Estratto fornito:
■ ■ ■ ■

O Rei si nasce
Pelé è inutile spiegarlo.
Edson Arantes do Nascimento era un bambino che puliva scarpe e giocava con palle fatte di stracci, perché ad averli i soldi per comprare un pallone a Bauru, anni quaranta, nell’immenso Stato di San Paolo del Brasile.
Ma in fondo che vuoi che sia per uno che a meno di 16 anni diventa titolare in prima squadra del Santos, a 17 gioca in nazionale e a 21 viene dichiarato tesoro nazionale dal presidente brasiliano Jânio Quadros per scongiurarne la vendita all’estero e sorvoliamo su tutto quello che ha fatto dopo.
Il pallone per Edson Arantes do Nascimento, in arte Pelé, è un destino e lui è o Rei.
Pelé. L’uomo da abbattere
Alf Ramsey era uomo che sapeva del mondo e aveva occhio lungo.
Nel 1962, quando diventa allenatore dell’Inghilterra, inizia subito a ripetere che quel Mondiale, quello che avrebbero giocato in casa, sarebbe stato cosa loro.
Ramsey mette su una bella squadra, individualità forti, una squadra che può competere, certo, ma chissà.
Il Brasile, Campione del Mondo nel 1958 e nel 1962, è la squadra da battere e gli inglesi, padri nobili del calcio che non avevano ancora mai vinto nulla, lo sapevano bene.
In molti, e non solo inglesi, sapevano però che c’era anche un uomo da battere, o forse da abbattere, un uomo che aveva un numero, il 10, e un nome, Pelé.
La suggestione della saudade
Nel 1966 dalla copertina dell’Intrepido Walter Molino ci racconta una storia leggera.
Con un tratto grafico che disegna un’epoca e che lo farà essere uno dei più apprezzati disegnatori italiani, Molino restituisce al giovane lettore dell’Intrepido l’immagine di un Pelé malato di nostalgia per la lontananza dalla giovane moglie, con la quale si intrattiene a lungo al telefono, togliendo magari tempo prezioso agli allenamenti, come sembra ricordargli un trafelato Feola, l’allenatore della nazionale brasiliana.

■ ■ ■ ■

Voci fornite:

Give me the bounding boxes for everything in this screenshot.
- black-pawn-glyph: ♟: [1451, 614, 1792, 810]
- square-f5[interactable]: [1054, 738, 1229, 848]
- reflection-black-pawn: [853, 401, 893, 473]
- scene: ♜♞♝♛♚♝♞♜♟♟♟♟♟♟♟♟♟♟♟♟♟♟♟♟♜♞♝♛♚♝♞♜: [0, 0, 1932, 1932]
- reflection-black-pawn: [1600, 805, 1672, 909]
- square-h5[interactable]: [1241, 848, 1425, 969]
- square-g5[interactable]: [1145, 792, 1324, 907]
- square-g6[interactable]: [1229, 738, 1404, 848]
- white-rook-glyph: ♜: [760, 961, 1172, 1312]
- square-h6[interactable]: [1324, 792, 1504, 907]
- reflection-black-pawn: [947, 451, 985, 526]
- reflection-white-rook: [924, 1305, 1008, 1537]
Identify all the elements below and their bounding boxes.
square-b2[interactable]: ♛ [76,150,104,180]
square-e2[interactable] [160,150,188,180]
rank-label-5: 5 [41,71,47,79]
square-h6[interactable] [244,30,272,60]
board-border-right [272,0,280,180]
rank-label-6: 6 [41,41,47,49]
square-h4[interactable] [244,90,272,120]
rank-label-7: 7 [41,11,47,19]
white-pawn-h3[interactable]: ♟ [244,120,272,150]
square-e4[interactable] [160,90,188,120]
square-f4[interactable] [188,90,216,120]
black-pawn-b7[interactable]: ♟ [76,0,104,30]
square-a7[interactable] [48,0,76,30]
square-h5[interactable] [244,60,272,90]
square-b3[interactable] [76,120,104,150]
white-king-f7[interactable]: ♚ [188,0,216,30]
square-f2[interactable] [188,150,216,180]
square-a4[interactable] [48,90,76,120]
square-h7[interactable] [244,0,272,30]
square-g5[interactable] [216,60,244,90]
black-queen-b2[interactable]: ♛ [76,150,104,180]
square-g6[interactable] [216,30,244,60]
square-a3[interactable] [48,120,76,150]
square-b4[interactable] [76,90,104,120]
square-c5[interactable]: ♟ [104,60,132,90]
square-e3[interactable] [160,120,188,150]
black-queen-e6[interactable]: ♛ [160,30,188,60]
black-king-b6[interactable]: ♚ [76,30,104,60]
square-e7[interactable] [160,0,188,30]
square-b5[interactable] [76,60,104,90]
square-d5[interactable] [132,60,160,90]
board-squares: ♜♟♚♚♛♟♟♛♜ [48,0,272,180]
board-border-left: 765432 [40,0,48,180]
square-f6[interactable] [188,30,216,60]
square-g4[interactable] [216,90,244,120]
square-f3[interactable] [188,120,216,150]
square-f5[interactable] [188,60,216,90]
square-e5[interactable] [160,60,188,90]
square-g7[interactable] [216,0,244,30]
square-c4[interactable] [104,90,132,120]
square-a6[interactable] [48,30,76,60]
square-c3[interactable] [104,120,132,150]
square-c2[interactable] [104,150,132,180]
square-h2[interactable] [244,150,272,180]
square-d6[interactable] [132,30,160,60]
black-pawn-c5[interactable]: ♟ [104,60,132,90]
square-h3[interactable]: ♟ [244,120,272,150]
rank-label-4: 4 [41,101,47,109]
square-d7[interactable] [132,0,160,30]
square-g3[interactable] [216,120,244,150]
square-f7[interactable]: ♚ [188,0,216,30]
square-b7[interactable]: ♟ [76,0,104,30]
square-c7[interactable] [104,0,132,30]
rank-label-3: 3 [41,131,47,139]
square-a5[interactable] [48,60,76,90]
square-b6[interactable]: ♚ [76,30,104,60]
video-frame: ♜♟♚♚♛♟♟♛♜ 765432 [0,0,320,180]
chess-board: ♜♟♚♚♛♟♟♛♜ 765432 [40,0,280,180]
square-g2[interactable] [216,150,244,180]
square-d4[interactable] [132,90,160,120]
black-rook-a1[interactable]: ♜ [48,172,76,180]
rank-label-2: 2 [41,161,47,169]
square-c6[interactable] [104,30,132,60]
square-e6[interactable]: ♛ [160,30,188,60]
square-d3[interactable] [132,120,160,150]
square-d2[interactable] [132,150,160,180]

■ ■ ■ ■

Compiti proposti:
- a) Secondo il testo su Pelé, chi lo dichiarò tesoro nazionale, e a quale età?
- b) Prosegui il testo su Pelé a partire dalla sua ultima frase.

Risposte punto per punto:
- a) Lo dichiarò tesoro nazionale il presidente brasiliano Jânio Quadros, quando Pelé aveva 21 anni.

- b)
In fondo la saudade è anima del Brasile, potrebbe anche essere andata così.
Ma in questo caso la saudade è solo una suggestione romantica.
La realtà fu diversa.
Il Mondiale del 1966
Sin dall’inizio, il Mondiale del 1966 non fu come tutti gli altri.
Le polemiche ci furono sin dall’assegnazione all’Inghilterra, proseguirono con la partecipazione della Corea del Nord, sarebbero passate per la strana storia della Coppa Rimet rubata e qualche tempo dopo “casualmente” ritrovata sotto un albero grazie a un cagnolino di provvidenziale curiosità, esplosero con il ritiro delle squadre africane e della Corea del Sud e il tutto messo insieme sarebbe stato solo il preludio delle polemiche finali.
Polemiche che, per quanto ci riguarda da vicino, furono quelle che scoppiarono a seguito della clamorosa sconfitta che subimmo dalla Corea del Nord con relativo rientro a casa anticipato, forti contestazioni di piazza e successivo esonero di Edmondo Fabbri.
Ma non fummo gli unici a tornare a casa.
La storia inglese di Pelé
La storia inglese di Pelé inizia l’11 luglio del 1966.
A Wembley la regina Elisabetta apre ufficialmente il Campionato del Mondo e l’Inghilterra ottiene uno scialbo pareggio a reti inviolate con l’Uruguay.
La storia inglese di Pelè si svolge però in tre puntate e non a Wembley, ma al Goodison Park di Liverpool, perché lui e il Brasile a Wembley non ci arriveranno mai.
A Liverpool il terzo girone diventa un tutti contro il Brasile.
O meglio, un tutti contro Pelè perché, di fatto, Bulgaria, Ungheria e Portogallo è contro di lui che giocano anche se, in effetti, l’Ungheria non ne avrà occasione.
Il 12 luglio il bulgaro Zekow, cannoniere di gioco rude, sotto gli occhi indifferenti dell’arbitro tedesco Kurt Tschenscher, lo colpirà duro al ginocchio e Pelè è costretto a fermarsi per quattro giorni.
Il 15 luglio l’Ungheria, come se il tempo fosse tornato indietro a quando era la grande Ungheria di Puskás, batterà il Brasile per 3 a 1.
Il 19 luglio il Portogallo trascinato da un grande Eusebio batte il Brasile per 3 a 1. Gli uomini allenati da Otto Glória picchiano forte, ma George McCabe, arbitro inglese, lascia fare. Picchia forte João Pedro Morais, difensore dello Sporting Lisbona, basso, agguerrito, capace di infilarsi nel campo e di segnare, ma capace anche di colpire e fare male, come fa con Pelè.
Il regolamento al tempo non prevedeva sostituzioni.
Pelè sarà in campo per tutta la partita, ma lo farà zoppicando vistosamente ed è l’ombra di se stesso.
Il Brasile che era arrivato a Londra forte di due titoli consecutivi conquistati, esce dai Mondiali.
Pelé è stato abbattuto e in aperta polemica con l’arbitraggio e il sistema inglese, dichiarerà che non avrebbe mai più giocato un Mondiale.
Nei fatti non andò così, e noi ce ne saremmo accorti quattro anni dopo, nella finale mondiale di Città del Messico, persa 4 a 1 con marcature aperte proprio da Pelè.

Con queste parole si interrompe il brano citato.